Task>
Gather every line holding the string "GERAL".

Data supplied>
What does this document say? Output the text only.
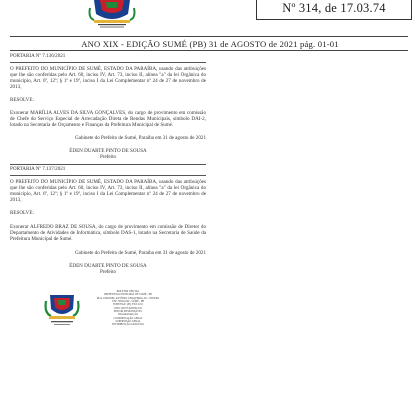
Nº 314, de 17.03.74
ANO XIX - EDIÇÃO SUMÉ (PB) 31 de AGOSTO de 2021 pág. 01-01
PORTARIA Nº 7.136/2021
O PREFEITO DO MUNICÍPIO DE SUMÉ, ESTADO DA PARAÍBA, usando das atribuições que lhe são conferidas pelo Art. 60, inciso IV, Art. 73, inciso II, alínea "a" da lei Orgânica do município, Art. 6º, 12º; § 1º e 19º, inciso I da Lei Complementar nº 24 de 27 de novembro de 2013,
RESOLVE:
Exonerar MARÍLIA ALVES DA SILVA GONÇALVES, do cargo de provimento em comissão de Chefe do Serviço Especial de Arrecadação Direta de Rendas Municipais, símbolo DAI-2, lotado na Secretaria de Orçamento e Finanças da Prefeitura Municipal de Sumé.
Gabinete do Prefeito de Sumé, Paraíba em 31 de agosto de 2021
ÉDEN DUARTE PINTO DE SOUSA
Prefeito
PORTARIA Nº 7.137/2021
O PREFEITO DO MUNICÍPIO DE SUMÉ, ESTADO DA PARAÍBA, usando das atribuições que lhe são conferidas pelo Art. 60, inciso IV, Art. 73, inciso II, alínea "a" da lei Orgânica do município, Art. 6º, 12º; § 1º e 19º, inciso I da Lei Complementar nº 24 de 27 de novembro de 2013,
RESOLVE:
Exonerar ALFREDO BRAZ DE SOUSA, do cargo de provimento em comissão de Diretor do Departamento de Atividades de Informática, símbolo DAS-1, lotado na Secretaria de Saúde da Prefeitura Municipal de Sumé.
Gabinete do Prefeito de Sumé, Paraíba em 31 de agosto de 2021
ÉDEN DUARTE PINTO DE SOUSA
Prefeito
BOLETIM OFICIAL
PREFEITURA MUNICIPAL DE SUMÉ - PB
RUA CORONEL ANTÔNIO CERQUEIRA, 48 - CENTRO
CEP: 58540-000 - SUMÉ - PB
FONE/FAX: (83) 3353-1191
CNPJ: 09.073.628/0001-91
EDITOR RESPONSÁVEL
DIAGRAMAÇÃO
COORDENAÇÃO GERAL
SUPERVISÃO GERAL
DISTRIBUIÇÃO GRATUITA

Exercise answer>
COORDENAÇÃO GERAL
SUPERVISÃO GERAL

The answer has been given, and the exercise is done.